## start

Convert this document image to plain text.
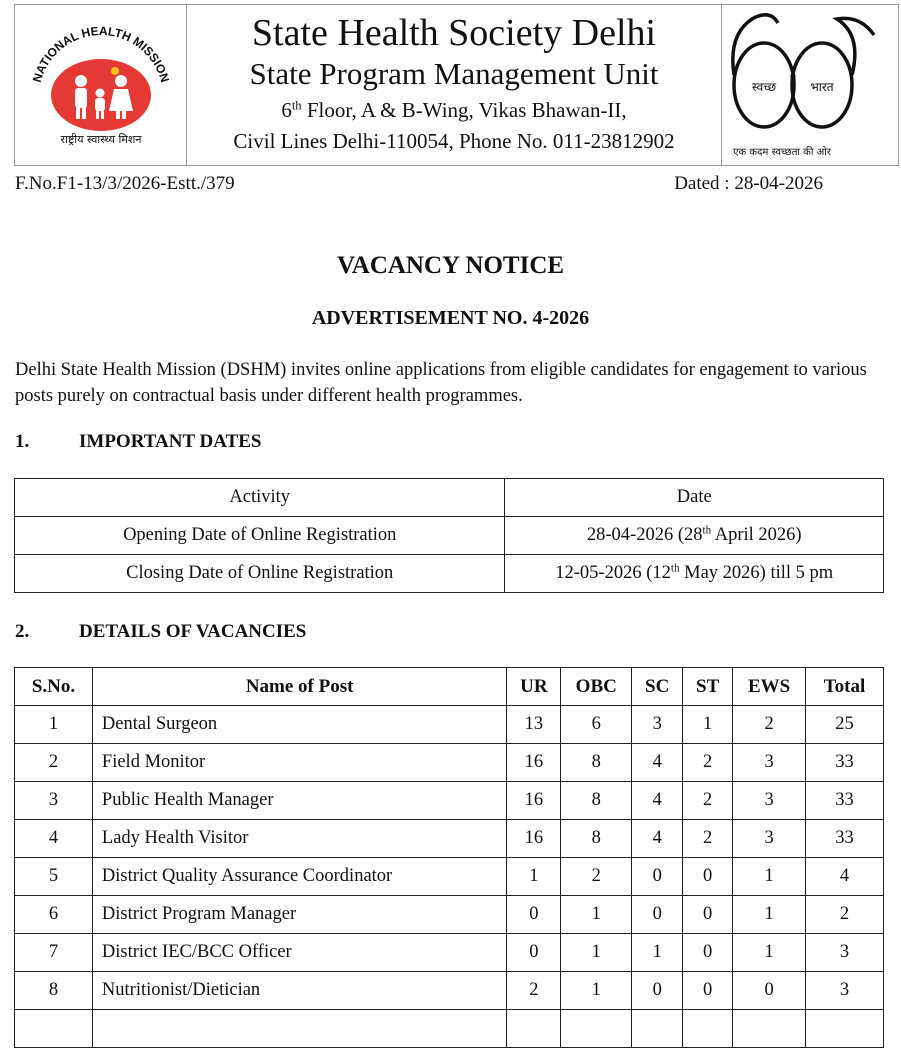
NATIONAL HEALTH MISSION
राष्ट्रीय स्वास्थ्य मिशन
State Health Society Delhi
State Program Management Unit
6th Floor, A & B-Wing, Vikas Bhawan-II,
Civil Lines Delhi-110054, Phone No. 011-23812902
स्वच्छ	भारत
एक कदम स्वच्छता की ओर
F.No.F1-13/3/2026-Estt./379	Dated : 28-04-2026
VACANCY NOTICE
ADVERTISEMENT NO. 4-2026
Delhi State Health Mission (DSHM) invites online applications from eligible candidates for engagement to various posts purely on contractual basis under different health programmes.
1.	IMPORTANT DATES
Activity	Date
Opening Date of Online Registration	28-04-2026 (28th April 2026)
Closing Date of Online Registration	12-05-2026 (12th May 2026) till 5 pm
2.	DETAILS OF VACANCIES
S.No.	Name of Post	UR	OBC	SC	ST	EWS	Total
1	Dental Surgeon	13	6	3	1	2	25
2	Field Monitor	16	8	4	2	3	33
3	Public Health Manager	16	8	4	2	3	33
4	Lady Health Visitor	16	8	4	2	3	33
5	District Quality Assurance Coordinator	1	2	0	0	1	4
6	District Program Manager	0	1	0	0	1	2
7	District IEC/BCC Officer	0	1	1	0	1	3
8	Nutritionist/Dietician	2	1	0	0	0	3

## end

STATED PROBLEM: Omit every image. Quote each record exactly.

EXPECTED OUTPUT:
Convert this document image to plain text.
NATIONAL HEALTH MISSION
राष्ट्रीय स्वास्थ्य मिशन
State Health Society Delhi
State Program Management Unit
6th Floor, A & B-Wing, Vikas Bhawan-II,
Civil Lines Delhi-110054, Phone No. 011-23812902
स्वच्छ	भारत
एक कदम स्वच्छता की ओर
F.No.F1-13/3/2026-Estt./379	Dated : 28-04-2026
VACANCY NOTICE
ADVERTISEMENT NO. 4-2026
Delhi State Health Mission (DSHM) invites online applications from eligible candidates for engagement to various posts purely on contractual basis under different health programmes.
1.	IMPORTANT DATES
Activity	Date
Opening Date of Online Registration	28-04-2026 (28th April 2026)
Closing Date of Online Registration	12-05-2026 (12th May 2026) till 5 pm
2.	DETAILS OF VACANCIES
S.No.	Name of Post	UR	OBC	SC	ST	EWS	Total
1	Dental Surgeon	13	6	3	1	2	25
2	Field Monitor	16	8	4	2	3	33
3	Public Health Manager	16	8	4	2	3	33
4	Lady Health Visitor	16	8	4	2	3	33
5	District Quality Assurance Coordinator	1	2	0	0	1	4
6	District Program Manager	0	1	0	0	1	2
7	District IEC/BCC Officer	0	1	1	0	1	3
8	Nutritionist/Dietician	2	1	0	0	0	3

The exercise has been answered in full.